• _RECORDS PROVIDED_:
....................

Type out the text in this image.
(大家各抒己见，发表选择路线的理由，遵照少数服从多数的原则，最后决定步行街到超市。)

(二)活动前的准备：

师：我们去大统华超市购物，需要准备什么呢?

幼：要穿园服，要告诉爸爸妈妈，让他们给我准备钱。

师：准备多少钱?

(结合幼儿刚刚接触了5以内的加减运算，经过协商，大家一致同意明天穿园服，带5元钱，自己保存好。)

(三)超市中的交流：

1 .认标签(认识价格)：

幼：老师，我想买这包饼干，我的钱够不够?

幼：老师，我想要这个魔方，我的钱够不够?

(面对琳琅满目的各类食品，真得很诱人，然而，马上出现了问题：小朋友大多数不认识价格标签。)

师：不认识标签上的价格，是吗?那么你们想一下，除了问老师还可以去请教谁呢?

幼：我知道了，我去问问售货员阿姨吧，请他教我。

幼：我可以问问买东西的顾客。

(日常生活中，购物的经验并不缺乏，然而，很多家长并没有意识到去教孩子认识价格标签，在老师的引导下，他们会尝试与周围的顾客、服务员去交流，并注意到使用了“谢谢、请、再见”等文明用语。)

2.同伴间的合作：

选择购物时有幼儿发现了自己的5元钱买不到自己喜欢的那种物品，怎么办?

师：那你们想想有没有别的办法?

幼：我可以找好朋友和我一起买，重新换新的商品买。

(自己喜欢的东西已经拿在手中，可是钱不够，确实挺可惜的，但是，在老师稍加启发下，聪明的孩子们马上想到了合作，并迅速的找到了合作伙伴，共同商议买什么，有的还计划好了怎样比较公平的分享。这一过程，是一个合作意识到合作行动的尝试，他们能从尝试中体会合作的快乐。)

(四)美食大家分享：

....................

• _GOAL_: Write out each line of the data above again, exactly as given.

• _WRITTEN SOLUTION_:
Type out the text in this image.
(大家各抒己见，发表选择路线的理由，遵照少数服从多数的原则，最后决定步行街到超市。)

(二)活动前的准备：

师：我们去大统华超市购物，需要准备什么呢?

幼：要穿园服，要告诉爸爸妈妈，让他们给我准备钱。

师：准备多少钱?

(结合幼儿刚刚接触了5以内的加减运算，经过协商，大家一致同意明天穿园服，带5元钱，自己保存好。)

(三)超市中的交流：

1 .认标签(认识价格)：

幼：老师，我想买这包饼干，我的钱够不够?

幼：老师，我想要这个魔方，我的钱够不够?

(面对琳琅满目的各类食品，真得很诱人，然而，马上出现了问题：小朋友大多数不认识价格标签。)

师：不认识标签上的价格，是吗?那么你们想一下，除了问老师还可以去请教谁呢?

幼：我知道了，我去问问售货员阿姨吧，请他教我。

幼：我可以问问买东西的顾客。

(日常生活中，购物的经验并不缺乏，然而，很多家长并没有意识到去教孩子认识价格标签，在老师的引导下，他们会尝试与周围的顾客、服务员去交流，并注意到使用了“谢谢、请、再见”等文明用语。)

2.同伴间的合作：

选择购物时有幼儿发现了自己的5元钱买不到自己喜欢的那种物品，怎么办?

师：那你们想想有没有别的办法?

幼：我可以找好朋友和我一起买，重新换新的商品买。

(自己喜欢的东西已经拿在手中，可是钱不够，确实挺可惜的，但是，在老师稍加启发下，聪明的孩子们马上想到了合作，并迅速的找到了合作伙伴，共同商议买什么，有的还计划好了怎样比较公平的分享。这一过程，是一个合作意识到合作行动的尝试，他们能从尝试中体会合作的快乐。)

(四)美食大家分享：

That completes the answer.